Raw records:
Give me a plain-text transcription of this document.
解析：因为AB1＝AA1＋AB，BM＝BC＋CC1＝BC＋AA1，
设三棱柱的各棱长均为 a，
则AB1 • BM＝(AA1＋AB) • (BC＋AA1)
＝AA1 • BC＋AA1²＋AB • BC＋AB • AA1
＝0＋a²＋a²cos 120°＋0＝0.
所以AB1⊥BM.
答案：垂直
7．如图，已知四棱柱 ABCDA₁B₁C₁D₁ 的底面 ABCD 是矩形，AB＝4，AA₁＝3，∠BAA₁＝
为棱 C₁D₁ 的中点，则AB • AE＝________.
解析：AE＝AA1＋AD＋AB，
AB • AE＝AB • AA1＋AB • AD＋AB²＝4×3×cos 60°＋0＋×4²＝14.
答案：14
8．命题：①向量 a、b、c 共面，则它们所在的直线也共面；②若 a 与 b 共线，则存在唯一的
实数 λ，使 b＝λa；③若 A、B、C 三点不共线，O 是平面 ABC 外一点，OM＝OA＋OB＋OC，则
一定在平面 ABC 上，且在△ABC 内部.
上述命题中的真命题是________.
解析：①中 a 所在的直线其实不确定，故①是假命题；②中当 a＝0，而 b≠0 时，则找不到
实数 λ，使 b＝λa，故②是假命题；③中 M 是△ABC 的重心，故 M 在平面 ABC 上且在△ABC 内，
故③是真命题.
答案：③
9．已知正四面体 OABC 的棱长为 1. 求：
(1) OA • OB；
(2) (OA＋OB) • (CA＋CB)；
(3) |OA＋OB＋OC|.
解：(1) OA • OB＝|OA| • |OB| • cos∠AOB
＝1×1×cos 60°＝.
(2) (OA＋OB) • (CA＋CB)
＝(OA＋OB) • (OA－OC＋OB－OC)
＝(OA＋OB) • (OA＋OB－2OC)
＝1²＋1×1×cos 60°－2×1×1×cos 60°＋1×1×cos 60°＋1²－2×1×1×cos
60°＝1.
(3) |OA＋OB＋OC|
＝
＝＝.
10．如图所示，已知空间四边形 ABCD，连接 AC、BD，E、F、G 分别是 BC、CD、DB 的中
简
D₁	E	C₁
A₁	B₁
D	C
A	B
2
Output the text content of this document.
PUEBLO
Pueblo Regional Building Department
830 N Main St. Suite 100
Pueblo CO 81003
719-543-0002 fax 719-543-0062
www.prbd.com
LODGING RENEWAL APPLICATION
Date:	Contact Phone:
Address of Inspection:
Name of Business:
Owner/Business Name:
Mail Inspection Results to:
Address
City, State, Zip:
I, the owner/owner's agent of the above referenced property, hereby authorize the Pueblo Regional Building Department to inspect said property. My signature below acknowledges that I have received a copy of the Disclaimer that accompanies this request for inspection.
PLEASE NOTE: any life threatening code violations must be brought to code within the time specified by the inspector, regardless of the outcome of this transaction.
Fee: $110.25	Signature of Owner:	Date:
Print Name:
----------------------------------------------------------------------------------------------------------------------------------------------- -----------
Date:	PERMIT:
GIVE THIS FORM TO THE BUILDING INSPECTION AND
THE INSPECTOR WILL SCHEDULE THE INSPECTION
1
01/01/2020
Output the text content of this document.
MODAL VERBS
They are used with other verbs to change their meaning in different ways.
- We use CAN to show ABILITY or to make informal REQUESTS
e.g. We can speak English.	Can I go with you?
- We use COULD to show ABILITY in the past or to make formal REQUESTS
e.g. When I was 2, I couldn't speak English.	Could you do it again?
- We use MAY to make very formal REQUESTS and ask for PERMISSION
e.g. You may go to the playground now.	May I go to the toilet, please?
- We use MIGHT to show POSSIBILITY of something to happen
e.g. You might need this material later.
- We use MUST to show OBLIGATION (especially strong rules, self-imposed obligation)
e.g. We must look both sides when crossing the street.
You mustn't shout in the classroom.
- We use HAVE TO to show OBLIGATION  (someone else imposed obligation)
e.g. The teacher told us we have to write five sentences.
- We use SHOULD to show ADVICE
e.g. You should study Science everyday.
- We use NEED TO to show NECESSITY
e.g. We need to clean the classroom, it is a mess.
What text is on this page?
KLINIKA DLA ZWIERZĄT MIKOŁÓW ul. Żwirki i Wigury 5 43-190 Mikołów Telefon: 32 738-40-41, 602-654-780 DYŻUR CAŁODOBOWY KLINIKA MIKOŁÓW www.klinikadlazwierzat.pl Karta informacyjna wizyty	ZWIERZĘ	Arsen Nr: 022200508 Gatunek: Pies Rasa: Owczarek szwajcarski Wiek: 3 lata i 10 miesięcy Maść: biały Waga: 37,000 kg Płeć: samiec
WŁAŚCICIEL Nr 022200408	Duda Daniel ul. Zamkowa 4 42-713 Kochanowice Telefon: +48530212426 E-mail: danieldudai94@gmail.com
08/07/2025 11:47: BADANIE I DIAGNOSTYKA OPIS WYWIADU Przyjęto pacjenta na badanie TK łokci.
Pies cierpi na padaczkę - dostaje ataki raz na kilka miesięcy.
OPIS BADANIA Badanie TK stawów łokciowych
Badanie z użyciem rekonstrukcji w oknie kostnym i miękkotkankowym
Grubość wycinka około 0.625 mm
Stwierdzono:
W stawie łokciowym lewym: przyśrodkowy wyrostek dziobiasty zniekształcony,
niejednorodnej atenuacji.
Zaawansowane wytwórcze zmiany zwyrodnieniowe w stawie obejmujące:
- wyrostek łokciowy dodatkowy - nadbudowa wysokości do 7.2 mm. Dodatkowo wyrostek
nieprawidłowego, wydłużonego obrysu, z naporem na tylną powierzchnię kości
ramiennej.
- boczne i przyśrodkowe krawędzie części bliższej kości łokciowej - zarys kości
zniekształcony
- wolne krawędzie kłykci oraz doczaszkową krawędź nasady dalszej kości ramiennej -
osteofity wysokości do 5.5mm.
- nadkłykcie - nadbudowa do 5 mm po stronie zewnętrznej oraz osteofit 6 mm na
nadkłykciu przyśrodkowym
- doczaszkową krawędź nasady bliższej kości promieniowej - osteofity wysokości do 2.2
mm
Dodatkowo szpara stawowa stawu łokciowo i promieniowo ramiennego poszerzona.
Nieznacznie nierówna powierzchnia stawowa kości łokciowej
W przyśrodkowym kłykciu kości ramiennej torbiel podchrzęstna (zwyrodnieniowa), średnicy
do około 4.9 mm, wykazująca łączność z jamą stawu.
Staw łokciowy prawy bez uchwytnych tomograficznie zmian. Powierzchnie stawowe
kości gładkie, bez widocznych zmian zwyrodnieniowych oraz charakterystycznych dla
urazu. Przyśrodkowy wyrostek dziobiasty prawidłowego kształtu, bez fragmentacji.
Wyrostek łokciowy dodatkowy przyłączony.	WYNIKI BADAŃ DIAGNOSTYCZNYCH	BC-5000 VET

> **PROMPT**:
Nothing should be left out: return all of the records exactly.

> **ANSWER TO THIS PROBLEM**:
Give me a plain-text transcription of this document.
解析：因为AB1＝AA1＋AB，BM＝BC＋CC1＝BC＋AA1，
设三棱柱的各棱长均为 a，
则AB1 • BM＝(AA1＋AB) • (BC＋AA1)
＝AA1 • BC＋AA1²＋AB • BC＋AB • AA1
＝0＋a²＋a²cos 120°＋0＝0.
所以AB1⊥BM.
答案：垂直
7．如图，已知四棱柱 ABCDA₁B₁C₁D₁ 的底面 ABCD 是矩形，AB＝4，AA₁＝3，∠BAA₁＝
为棱 C₁D₁ 的中点，则AB • AE＝________.
解析：AE＝AA1＋AD＋AB，
AB • AE＝AB • AA1＋AB • AD＋AB²＝4×3×cos 60°＋0＋×4²＝14.
答案：14
8．命题：①向量 a、b、c 共面，则它们所在的直线也共面；②若 a 与 b 共线，则存在唯一的
实数 λ，使 b＝λa；③若 A、B、C 三点不共线，O 是平面 ABC 外一点，OM＝OA＋OB＋OC，则
一定在平面 ABC 上，且在△ABC 内部.
上述命题中的真命题是________.
解析：①中 a 所在的直线其实不确定，故①是假命题；②中当 a＝0，而 b≠0 时，则找不到
实数 λ，使 b＝λa，故②是假命题；③中 M 是△ABC 的重心，故 M 在平面 ABC 上且在△ABC 内，
故③是真命题.
答案：③
9．已知正四面体 OABC 的棱长为 1. 求：
(1) OA • OB；
(2) (OA＋OB) • (CA＋CB)；
(3) |OA＋OB＋OC|.
解：(1) OA • OB＝|OA| • |OB| • cos∠AOB
＝1×1×cos 60°＝.
(2) (OA＋OB) • (CA＋CB)
＝(OA＋OB) • (OA－OC＋OB－OC)
＝(OA＋OB) • (OA＋OB－2OC)
＝1²＋1×1×cos 60°－2×1×1×cos 60°＋1×1×cos 60°＋1²－2×1×1×cos
60°＝1.
(3) |OA＋OB＋OC|
＝
＝＝.
10．如图所示，已知空间四边形 ABCD，连接 AC、BD，E、F、G 分别是 BC、CD、DB 的中
简
D₁	E	C₁
A₁	B₁
D	C
A	B
2
Output the text content of this document.
PUEBLO
Pueblo Regional Building Department
830 N Main St. Suite 100
Pueblo CO 81003
719-543-0002 fax 719-543-0062
www.prbd.com
LODGING RENEWAL APPLICATION
Date:	Contact Phone:
Address of Inspection:
Name of Business:
Owner/Business Name:
Mail Inspection Results to:
Address
City, State, Zip:
I, the owner/owner's agent of the above referenced property, hereby authorize the Pueblo Regional Building Department to inspect said property. My signature below acknowledges that I have received a copy of the Disclaimer that accompanies this request for inspection.
PLEASE NOTE: any life threatening code violations must be brought to code within the time specified by the inspector, regardless of the outcome of this transaction.
Fee: $110.25	Signature of Owner:	Date:
Print Name:
----------------------------------------------------------------------------------------------------------------------------------------------- -----------
Date:	PERMIT:
GIVE THIS FORM TO THE BUILDING INSPECTION AND
THE INSPECTOR WILL SCHEDULE THE INSPECTION
1
01/01/2020
Output the text content of this document.
MODAL VERBS
They are used with other verbs to change their meaning in different ways.
- We use CAN to show ABILITY or to make informal REQUESTS
e.g. We can speak English.	Can I go with you?
- We use COULD to show ABILITY in the past or to make formal REQUESTS
e.g. When I was 2, I couldn't speak English.	Could you do it again?
- We use MAY to make very formal REQUESTS and ask for PERMISSION
e.g. You may go to the playground now.	May I go to the toilet, please?
- We use MIGHT to show POSSIBILITY of something to happen
e.g. You might need this material later.
- We use MUST to show OBLIGATION (especially strong rules, self-imposed obligation)
e.g. We must look both sides when crossing the street.
You mustn't shout in the classroom.
- We use HAVE TO to show OBLIGATION  (someone else imposed obligation)
e.g. The teacher told us we have to write five sentences.
- We use SHOULD to show ADVICE
e.g. You should study Science everyday.
- We use NEED TO to show NECESSITY
e.g. We need to clean the classroom, it is a mess.
What text is on this page?
KLINIKA DLA ZWIERZĄT MIKOŁÓW ul. Żwirki i Wigury 5 43-190 Mikołów Telefon: 32 738-40-41, 602-654-780 DYŻUR CAŁODOBOWY KLINIKA MIKOŁÓW www.klinikadlazwierzat.pl Karta informacyjna wizyty	ZWIERZĘ	Arsen Nr: 022200508 Gatunek: Pies Rasa: Owczarek szwajcarski Wiek: 3 lata i 10 miesięcy Maść: biały Waga: 37,000 kg Płeć: samiec
WŁAŚCICIEL Nr 022200408	Duda Daniel ul. Zamkowa 4 42-713 Kochanowice Telefon: +48530212426 E-mail: danieldudai94@gmail.com
08/07/2025 11:47: BADANIE I DIAGNOSTYKA OPIS WYWIADU Przyjęto pacjenta na badanie TK łokci.
Pies cierpi na padaczkę - dostaje ataki raz na kilka miesięcy.
OPIS BADANIA Badanie TK stawów łokciowych
Badanie z użyciem rekonstrukcji w oknie kostnym i miękkotkankowym
Grubość wycinka około 0.625 mm
Stwierdzono:
W stawie łokciowym lewym: przyśrodkowy wyrostek dziobiasty zniekształcony,
niejednorodnej atenuacji.
Zaawansowane wytwórcze zmiany zwyrodnieniowe w stawie obejmujące:
- wyrostek łokciowy dodatkowy - nadbudowa wysokości do 7.2 mm. Dodatkowo wyrostek
nieprawidłowego, wydłużonego obrysu, z naporem na tylną powierzchnię kości
ramiennej.
- boczne i przyśrodkowe krawędzie części bliższej kości łokciowej - zarys kości
zniekształcony
- wolne krawędzie kłykci oraz doczaszkową krawędź nasady dalszej kości ramiennej -
osteofity wysokości do 5.5mm.
- nadkłykcie - nadbudowa do 5 mm po stronie zewnętrznej oraz osteofit 6 mm na
nadkłykciu przyśrodkowym
- doczaszkową krawędź nasady bliższej kości promieniowej - osteofity wysokości do 2.2
mm
Dodatkowo szpara stawowa stawu łokciowo i promieniowo ramiennego poszerzona.
Nieznacznie nierówna powierzchnia stawowa kości łokciowej
W przyśrodkowym kłykciu kości ramiennej torbiel podchrzęstna (zwyrodnieniowa), średnicy
do około 4.9 mm, wykazująca łączność z jamą stawu.
Staw łokciowy prawy bez uchwytnych tomograficznie zmian. Powierzchnie stawowe
kości gładkie, bez widocznych zmian zwyrodnieniowych oraz charakterystycznych dla
urazu. Przyśrodkowy wyrostek dziobiasty prawidłowego kształtu, bez fragmentacji.
Wyrostek łokciowy dodatkowy przyłączony.	WYNIKI BADAŃ DIAGNOSTYCZNYCH	BC-5000 VET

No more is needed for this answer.